GIVEN INSTRUCTION: Quote every line of the material beneath this one.

SUPPLIED MATERIAL:

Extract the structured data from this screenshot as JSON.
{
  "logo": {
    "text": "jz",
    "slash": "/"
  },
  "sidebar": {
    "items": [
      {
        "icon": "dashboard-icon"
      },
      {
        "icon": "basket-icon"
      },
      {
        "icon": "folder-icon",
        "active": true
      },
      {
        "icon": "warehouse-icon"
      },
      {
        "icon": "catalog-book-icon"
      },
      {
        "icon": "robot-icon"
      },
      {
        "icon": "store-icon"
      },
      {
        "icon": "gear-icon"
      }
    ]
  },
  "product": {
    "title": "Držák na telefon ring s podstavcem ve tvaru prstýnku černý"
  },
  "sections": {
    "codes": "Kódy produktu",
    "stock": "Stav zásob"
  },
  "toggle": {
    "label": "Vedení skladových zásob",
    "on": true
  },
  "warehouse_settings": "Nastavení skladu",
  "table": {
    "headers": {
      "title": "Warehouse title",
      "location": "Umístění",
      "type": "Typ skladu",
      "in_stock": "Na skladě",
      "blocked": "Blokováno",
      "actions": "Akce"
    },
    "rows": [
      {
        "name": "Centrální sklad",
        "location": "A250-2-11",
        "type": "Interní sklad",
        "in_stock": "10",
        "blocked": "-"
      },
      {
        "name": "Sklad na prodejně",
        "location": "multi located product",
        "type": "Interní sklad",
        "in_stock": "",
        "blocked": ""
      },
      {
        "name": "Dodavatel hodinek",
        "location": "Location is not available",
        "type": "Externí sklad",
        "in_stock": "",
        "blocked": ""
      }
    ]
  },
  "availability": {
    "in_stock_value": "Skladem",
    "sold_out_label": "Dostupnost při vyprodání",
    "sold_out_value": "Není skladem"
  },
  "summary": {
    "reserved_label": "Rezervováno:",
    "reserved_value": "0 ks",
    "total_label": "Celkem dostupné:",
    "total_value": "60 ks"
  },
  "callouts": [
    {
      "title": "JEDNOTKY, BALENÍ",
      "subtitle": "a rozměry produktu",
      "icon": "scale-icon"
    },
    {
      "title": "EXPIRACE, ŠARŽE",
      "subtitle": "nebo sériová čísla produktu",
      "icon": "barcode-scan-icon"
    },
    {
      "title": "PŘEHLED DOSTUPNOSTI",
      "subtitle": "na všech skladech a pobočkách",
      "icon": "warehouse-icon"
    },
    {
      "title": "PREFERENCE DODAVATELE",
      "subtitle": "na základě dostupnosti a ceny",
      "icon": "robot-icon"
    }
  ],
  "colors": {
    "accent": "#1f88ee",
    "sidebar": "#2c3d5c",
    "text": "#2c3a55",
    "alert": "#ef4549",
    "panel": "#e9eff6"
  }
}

ANSWER FOR THE TASK:
Extract the structured data from this screenshot as JSON.
{
  "logo": {
    "text": "jz",
    "slash": "/"
  },
  "sidebar": {
    "items": [
      {
        "icon": "dashboard-icon"
      },
      {
        "icon": "basket-icon"
      },
      {
        "icon": "folder-icon",
        "active": true
      },
      {
        "icon": "warehouse-icon"
      },
      {
        "icon": "catalog-book-icon"
      },
      {
        "icon": "robot-icon"
      },
      {
        "icon": "store-icon"
      },
      {
        "icon": "gear-icon"
      }
    ]
  },
  "product": {
    "title": "Držák na telefon ring s podstavcem ve tvaru prstýnku černý"
  },
  "sections": {
    "codes": "Kódy produktu",
    "stock": "Stav zásob"
  },
  "toggle": {
    "label": "Vedení skladových zásob",
    "on": true
  },
  "warehouse_settings": "Nastavení skladu",
  "table": {
    "headers": {
      "title": "Warehouse title",
      "location": "Umístění",
      "type": "Typ skladu",
      "in_stock": "Na skladě",
      "blocked": "Blokováno",
      "actions": "Akce"
    },
    "rows": [
      {
        "name": "Centrální sklad",
        "location": "A250-2-11",
        "type": "Interní sklad",
        "in_stock": "10",
        "blocked": "-"
      },
      {
        "name": "Sklad na prodejně",
        "location": "multi located product",
        "type": "Interní sklad",
        "in_stock": "",
        "blocked": ""
      },
      {
        "name": "Dodavatel hodinek",
        "location": "Location is not available",
        "type": "Externí sklad",
        "in_stock": "",
        "blocked": ""
      }
    ]
  },
  "availability": {
    "in_stock_value": "Skladem",
    "sold_out_label": "Dostupnost při vyprodání",
    "sold_out_value": "Není skladem"
  },
  "summary": {
    "reserved_label": "Rezervováno:",
    "reserved_value": "0 ks",
    "total_label": "Celkem dostupné:",
    "total_value": "60 ks"
  },
  "callouts": [
    {
      "title": "JEDNOTKY, BALENÍ",
      "subtitle": "a rozměry produktu",
      "icon": "scale-icon"
    },
    {
      "title": "EXPIRACE, ŠARŽE",
      "subtitle": "nebo sériová čísla produktu",
      "icon": "barcode-scan-icon"
    },
    {
      "title": "PŘEHLED DOSTUPNOSTI",
      "subtitle": "na všech skladech a pobočkách",
      "icon": "warehouse-icon"
    },
    {
      "title": "PREFERENCE DODAVATELE",
      "subtitle": "na základě dostupnosti a ceny",
      "icon": "robot-icon"
    }
  ],
  "colors": {
    "accent": "#1f88ee",
    "sidebar": "#2c3d5c",
    "text": "#2c3a55",
    "alert": "#ef4549",
    "panel": "#e9eff6"
  }
}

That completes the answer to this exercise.